* _WHAT YOU HAVE TO DO_:
Nothing may be dropped or altered: reproduce all the data.

* _MATERIAL FOR THE TASK_:
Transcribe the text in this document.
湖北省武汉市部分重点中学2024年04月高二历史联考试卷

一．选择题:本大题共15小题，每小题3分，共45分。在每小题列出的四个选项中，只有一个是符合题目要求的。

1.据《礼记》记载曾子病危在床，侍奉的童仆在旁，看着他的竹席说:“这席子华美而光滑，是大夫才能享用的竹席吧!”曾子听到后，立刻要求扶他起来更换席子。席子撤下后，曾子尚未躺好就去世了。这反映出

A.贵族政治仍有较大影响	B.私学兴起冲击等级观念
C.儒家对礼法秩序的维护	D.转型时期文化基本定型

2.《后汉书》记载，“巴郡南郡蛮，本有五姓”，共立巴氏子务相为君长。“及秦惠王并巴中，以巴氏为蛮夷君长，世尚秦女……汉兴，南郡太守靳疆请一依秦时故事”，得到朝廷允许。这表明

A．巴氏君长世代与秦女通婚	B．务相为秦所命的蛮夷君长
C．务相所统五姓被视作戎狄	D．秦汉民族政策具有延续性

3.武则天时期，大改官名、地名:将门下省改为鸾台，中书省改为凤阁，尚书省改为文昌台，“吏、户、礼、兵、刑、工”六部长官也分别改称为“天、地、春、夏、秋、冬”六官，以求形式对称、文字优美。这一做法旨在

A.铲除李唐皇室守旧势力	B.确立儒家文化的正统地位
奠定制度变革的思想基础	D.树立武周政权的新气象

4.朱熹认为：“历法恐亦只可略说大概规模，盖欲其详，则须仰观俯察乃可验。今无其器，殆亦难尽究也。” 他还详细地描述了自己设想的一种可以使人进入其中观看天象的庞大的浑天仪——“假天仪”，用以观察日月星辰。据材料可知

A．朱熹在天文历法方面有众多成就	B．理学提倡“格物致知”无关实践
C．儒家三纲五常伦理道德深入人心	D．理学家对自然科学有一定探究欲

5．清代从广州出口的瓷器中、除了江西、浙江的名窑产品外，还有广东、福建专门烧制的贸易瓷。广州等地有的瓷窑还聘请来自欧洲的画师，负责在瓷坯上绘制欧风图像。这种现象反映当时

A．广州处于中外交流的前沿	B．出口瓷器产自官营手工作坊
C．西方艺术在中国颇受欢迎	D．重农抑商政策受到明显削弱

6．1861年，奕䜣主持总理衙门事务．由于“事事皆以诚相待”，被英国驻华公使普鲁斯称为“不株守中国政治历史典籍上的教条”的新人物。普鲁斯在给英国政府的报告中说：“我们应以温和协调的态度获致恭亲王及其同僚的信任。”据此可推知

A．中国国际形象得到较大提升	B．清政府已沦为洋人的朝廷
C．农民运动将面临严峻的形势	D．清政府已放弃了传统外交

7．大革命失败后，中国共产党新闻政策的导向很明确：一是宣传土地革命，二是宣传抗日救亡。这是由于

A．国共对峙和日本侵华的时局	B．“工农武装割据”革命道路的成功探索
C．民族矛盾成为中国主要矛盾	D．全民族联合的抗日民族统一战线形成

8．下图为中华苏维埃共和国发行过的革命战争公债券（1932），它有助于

* _EXERCISE RESPONSE_:
Transcribe the text in this document.
湖北省武汉市部分重点中学2024年04月高二历史联考试卷

一．选择题:本大题共15小题，每小题3分，共45分。在每小题列出的四个选项中，只有一个是符合题目要求的。

1.据《礼记》记载曾子病危在床，侍奉的童仆在旁，看着他的竹席说:“这席子华美而光滑，是大夫才能享用的竹席吧!”曾子听到后，立刻要求扶他起来更换席子。席子撤下后，曾子尚未躺好就去世了。这反映出

A.贵族政治仍有较大影响	B.私学兴起冲击等级观念
C.儒家对礼法秩序的维护	D.转型时期文化基本定型

2.《后汉书》记载，“巴郡南郡蛮，本有五姓”，共立巴氏子务相为君长。“及秦惠王并巴中，以巴氏为蛮夷君长，世尚秦女……汉兴，南郡太守靳疆请一依秦时故事”，得到朝廷允许。这表明

A．巴氏君长世代与秦女通婚	B．务相为秦所命的蛮夷君长
C．务相所统五姓被视作戎狄	D．秦汉民族政策具有延续性

3.武则天时期，大改官名、地名:将门下省改为鸾台，中书省改为凤阁，尚书省改为文昌台，“吏、户、礼、兵、刑、工”六部长官也分别改称为“天、地、春、夏、秋、冬”六官，以求形式对称、文字优美。这一做法旨在

A.铲除李唐皇室守旧势力	B.确立儒家文化的正统地位
奠定制度变革的思想基础	D.树立武周政权的新气象

4.朱熹认为：“历法恐亦只可略说大概规模，盖欲其详，则须仰观俯察乃可验。今无其器，殆亦难尽究也。” 他还详细地描述了自己设想的一种可以使人进入其中观看天象的庞大的浑天仪——“假天仪”，用以观察日月星辰。据材料可知

A．朱熹在天文历法方面有众多成就	B．理学提倡“格物致知”无关实践
C．儒家三纲五常伦理道德深入人心	D．理学家对自然科学有一定探究欲

5．清代从广州出口的瓷器中、除了江西、浙江的名窑产品外，还有广东、福建专门烧制的贸易瓷。广州等地有的瓷窑还聘请来自欧洲的画师，负责在瓷坯上绘制欧风图像。这种现象反映当时

A．广州处于中外交流的前沿	B．出口瓷器产自官营手工作坊
C．西方艺术在中国颇受欢迎	D．重农抑商政策受到明显削弱

6．1861年，奕䜣主持总理衙门事务．由于“事事皆以诚相待”，被英国驻华公使普鲁斯称为“不株守中国政治历史典籍上的教条”的新人物。普鲁斯在给英国政府的报告中说：“我们应以温和协调的态度获致恭亲王及其同僚的信任。”据此可推知

A．中国国际形象得到较大提升	B．清政府已沦为洋人的朝廷
C．农民运动将面临严峻的形势	D．清政府已放弃了传统外交

7．大革命失败后，中国共产党新闻政策的导向很明确：一是宣传土地革命，二是宣传抗日救亡。这是由于

A．国共对峙和日本侵华的时局	B．“工农武装割据”革命道路的成功探索
C．民族矛盾成为中国主要矛盾	D．全民族联合的抗日民族统一战线形成

8．下图为中华苏维埃共和国发行过的革命战争公债券（1932），它有助于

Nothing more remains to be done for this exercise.